_Your goal_
The records below are to be copied word for word, with every picture left out.

_Part of a data file_
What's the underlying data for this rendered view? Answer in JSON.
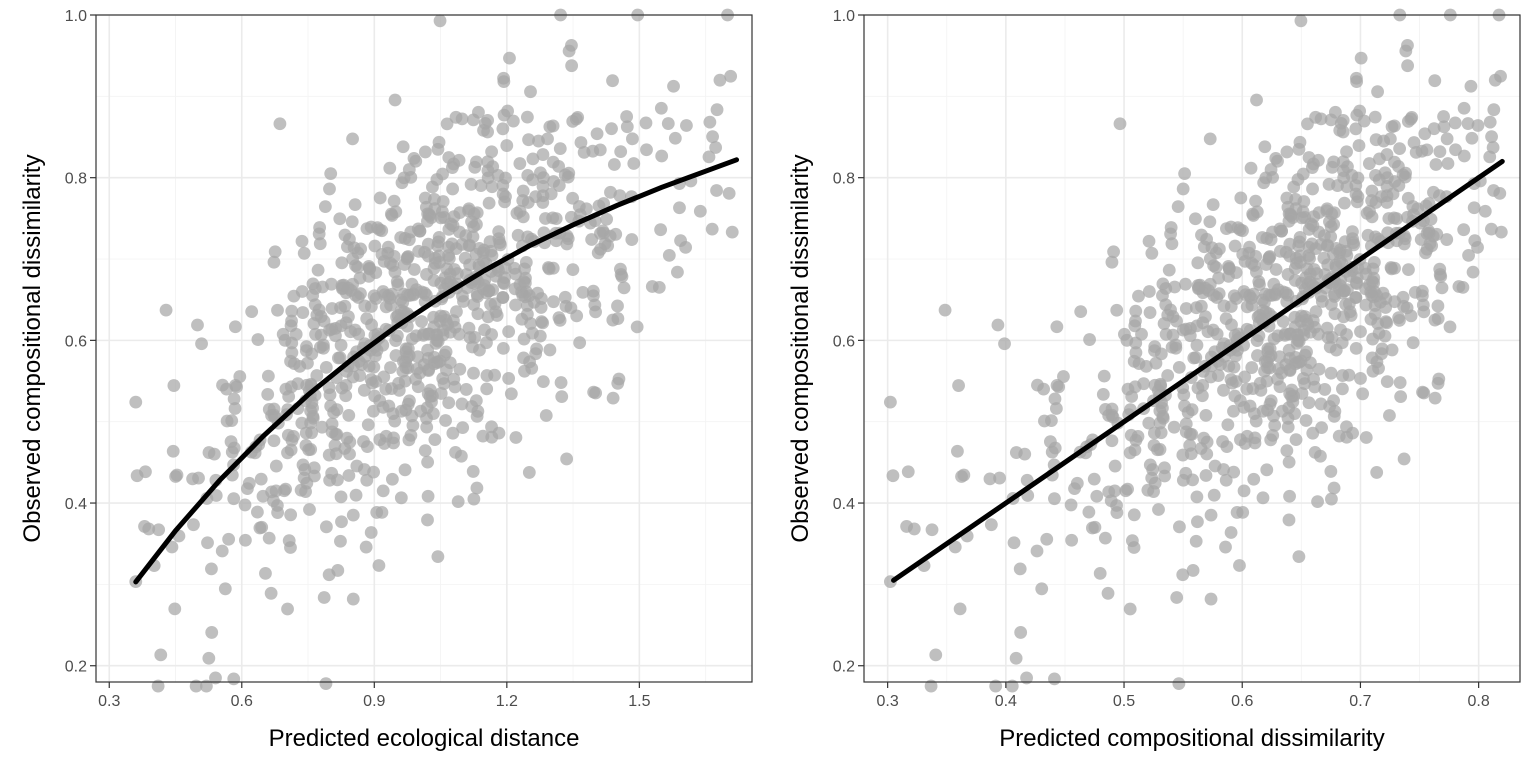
{
  "chart_data": [
    {
      "type": "scatter",
      "id": "left",
      "xlabel": "Predicted ecological distance",
      "ylabel": "Observed compositional dissimilarity",
      "xlim": [
        0.27,
        1.755
      ],
      "ylim": [
        0.18,
        1.0
      ],
      "xticks": [
        0.3,
        0.6,
        0.9,
        1.2,
        1.5
      ],
      "xtick_labels": [
        "0.3",
        "0.6",
        "0.9",
        "1.2",
        "1.5"
      ],
      "yticks": [
        0.2,
        0.4,
        0.6,
        0.8,
        1.0
      ],
      "ytick_labels": [
        "0.2",
        "0.4",
        "0.6",
        "0.8",
        "1.0"
      ],
      "point_color": "#a6a6a6",
      "line_color": "#000000",
      "n_points_approx": 900,
      "fit_curve": {
        "name": "fitted spline",
        "x": [
          0.36,
          0.45,
          0.55,
          0.65,
          0.75,
          0.85,
          0.95,
          1.05,
          1.15,
          1.25,
          1.35,
          1.45,
          1.55,
          1.65,
          1.72
        ],
        "y": [
          0.303,
          0.366,
          0.428,
          0.483,
          0.533,
          0.577,
          0.617,
          0.653,
          0.686,
          0.716,
          0.742,
          0.766,
          0.788,
          0.808,
          0.822
        ]
      },
      "sample_points": {
        "x": [
          0.36,
          0.36,
          0.38,
          0.42,
          0.45,
          0.48,
          0.5,
          0.55,
          0.58,
          0.6,
          0.62,
          0.65,
          0.7,
          0.72,
          0.75,
          0.8,
          0.82,
          0.85,
          0.88,
          0.9,
          0.92,
          0.95,
          1.0,
          1.02,
          1.05,
          1.08,
          1.1,
          1.14,
          1.18,
          1.22,
          1.25,
          1.3,
          1.35,
          1.42,
          1.48,
          1.53,
          1.6,
          1.7,
          1.72
        ],
        "y": [
          0.46,
          0.2,
          0.33,
          0.27,
          0.38,
          0.5,
          0.31,
          0.55,
          0.66,
          0.77,
          0.42,
          0.64,
          0.35,
          0.81,
          0.56,
          0.72,
          0.29,
          0.66,
          0.85,
          0.25,
          0.47,
          0.89,
          0.62,
          0.31,
          0.79,
          0.4,
          0.88,
          1.0,
          0.6,
          0.38,
          0.74,
          0.9,
          0.46,
          0.97,
          0.57,
          0.96,
          0.9,
          0.92,
          0.74
        ]
      }
    },
    {
      "type": "scatter",
      "id": "right",
      "xlabel": "Predicted compositional dissimilarity",
      "ylabel": "Observed compositional dissimilarity",
      "xlim": [
        0.28,
        0.835
      ],
      "ylim": [
        0.18,
        1.0
      ],
      "xticks": [
        0.3,
        0.4,
        0.5,
        0.6,
        0.7,
        0.8
      ],
      "xtick_labels": [
        "0.3",
        "0.4",
        "0.5",
        "0.6",
        "0.7",
        "0.8"
      ],
      "yticks": [
        0.2,
        0.4,
        0.6,
        0.8,
        1.0
      ],
      "ytick_labels": [
        "0.2",
        "0.4",
        "0.6",
        "0.8",
        "1.0"
      ],
      "point_color": "#a6a6a6",
      "line_color": "#000000",
      "n_points_approx": 900,
      "fit_curve": {
        "name": "1:1 fitted line",
        "x": [
          0.305,
          0.82
        ],
        "y": [
          0.305,
          0.82
        ]
      },
      "sample_points": {
        "x": [
          0.305,
          0.305,
          0.32,
          0.35,
          0.38,
          0.4,
          0.42,
          0.45,
          0.46,
          0.48,
          0.5,
          0.52,
          0.55,
          0.56,
          0.58,
          0.6,
          0.62,
          0.64,
          0.65,
          0.66,
          0.68,
          0.7,
          0.72,
          0.74,
          0.75,
          0.76,
          0.78,
          0.8,
          0.82
        ],
        "y": [
          0.46,
          0.2,
          0.22,
          0.3,
          0.25,
          0.44,
          0.33,
          0.66,
          0.77,
          0.35,
          0.6,
          0.81,
          0.27,
          0.86,
          0.45,
          0.25,
          0.89,
          0.38,
          0.92,
          0.55,
          1.0,
          0.73,
          0.94,
          0.5,
          0.97,
          0.86,
          0.93,
          0.9,
          0.74
        ]
      }
    }
  ]
}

_Written response_
What's the underlying data for this rendered view? Answer in JSON.
{
  "chart_data": [
    {
      "type": "scatter",
      "id": "left",
      "xlabel": "Predicted ecological distance",
      "ylabel": "Observed compositional dissimilarity",
      "xlim": [
        0.27,
        1.755
      ],
      "ylim": [
        0.18,
        1.0
      ],
      "xticks": [
        0.3,
        0.6,
        0.9,
        1.2,
        1.5
      ],
      "xtick_labels": [
        "0.3",
        "0.6",
        "0.9",
        "1.2",
        "1.5"
      ],
      "yticks": [
        0.2,
        0.4,
        0.6,
        0.8,
        1.0
      ],
      "ytick_labels": [
        "0.2",
        "0.4",
        "0.6",
        "0.8",
        "1.0"
      ],
      "point_color": "#a6a6a6",
      "line_color": "#000000",
      "n_points_approx": 900,
      "fit_curve": {
        "name": "fitted spline",
        "x": [
          0.36,
          0.45,
          0.55,
          0.65,
          0.75,
          0.85,
          0.95,
          1.05,
          1.15,
          1.25,
          1.35,
          1.45,
          1.55,
          1.65,
          1.72
        ],
        "y": [
          0.303,
          0.366,
          0.428,
          0.483,
          0.533,
          0.577,
          0.617,
          0.653,
          0.686,
          0.716,
          0.742,
          0.766,
          0.788,
          0.808,
          0.822
        ]
      },
      "sample_points": {
        "x": [
          0.36,
          0.36,
          0.38,
          0.42,
          0.45,
          0.48,
          0.5,
          0.55,
          0.58,
          0.6,
          0.62,
          0.65,
          0.7,
          0.72,
          0.75,
          0.8,
          0.82,
          0.85,
          0.88,
          0.9,
          0.92,
          0.95,
          1.0,
          1.02,
          1.05,
          1.08,
          1.1,
          1.14,
          1.18,
          1.22,
          1.25,
          1.3,
          1.35,
          1.42,
          1.48,
          1.53,
          1.6,
          1.7,
          1.72
        ],
        "y": [
          0.46,
          0.2,
          0.33,
          0.27,
          0.38,
          0.5,
          0.31,
          0.55,
          0.66,
          0.77,
          0.42,
          0.64,
          0.35,
          0.81,
          0.56,
          0.72,
          0.29,
          0.66,
          0.85,
          0.25,
          0.47,
          0.89,
          0.62,
          0.31,
          0.79,
          0.4,
          0.88,
          1.0,
          0.6,
          0.38,
          0.74,
          0.9,
          0.46,
          0.97,
          0.57,
          0.96,
          0.9,
          0.92,
          0.74
        ]
      }
    },
    {
      "type": "scatter",
      "id": "right",
      "xlabel": "Predicted compositional dissimilarity",
      "ylabel": "Observed compositional dissimilarity",
      "xlim": [
        0.28,
        0.835
      ],
      "ylim": [
        0.18,
        1.0
      ],
      "xticks": [
        0.3,
        0.4,
        0.5,
        0.6,
        0.7,
        0.8
      ],
      "xtick_labels": [
        "0.3",
        "0.4",
        "0.5",
        "0.6",
        "0.7",
        "0.8"
      ],
      "yticks": [
        0.2,
        0.4,
        0.6,
        0.8,
        1.0
      ],
      "ytick_labels": [
        "0.2",
        "0.4",
        "0.6",
        "0.8",
        "1.0"
      ],
      "point_color": "#a6a6a6",
      "line_color": "#000000",
      "n_points_approx": 900,
      "fit_curve": {
        "name": "1:1 fitted line",
        "x": [
          0.305,
          0.82
        ],
        "y": [
          0.305,
          0.82
        ]
      },
      "sample_points": {
        "x": [
          0.305,
          0.305,
          0.32,
          0.35,
          0.38,
          0.4,
          0.42,
          0.45,
          0.46,
          0.48,
          0.5,
          0.52,
          0.55,
          0.56,
          0.58,
          0.6,
          0.62,
          0.64,
          0.65,
          0.66,
          0.68,
          0.7,
          0.72,
          0.74,
          0.75,
          0.76,
          0.78,
          0.8,
          0.82
        ],
        "y": [
          0.46,
          0.2,
          0.22,
          0.3,
          0.25,
          0.44,
          0.33,
          0.66,
          0.77,
          0.35,
          0.6,
          0.81,
          0.27,
          0.86,
          0.45,
          0.25,
          0.89,
          0.38,
          0.92,
          0.55,
          1.0,
          0.73,
          0.94,
          0.5,
          0.97,
          0.86,
          0.93,
          0.9,
          0.74
        ]
      }
    }
  ]
}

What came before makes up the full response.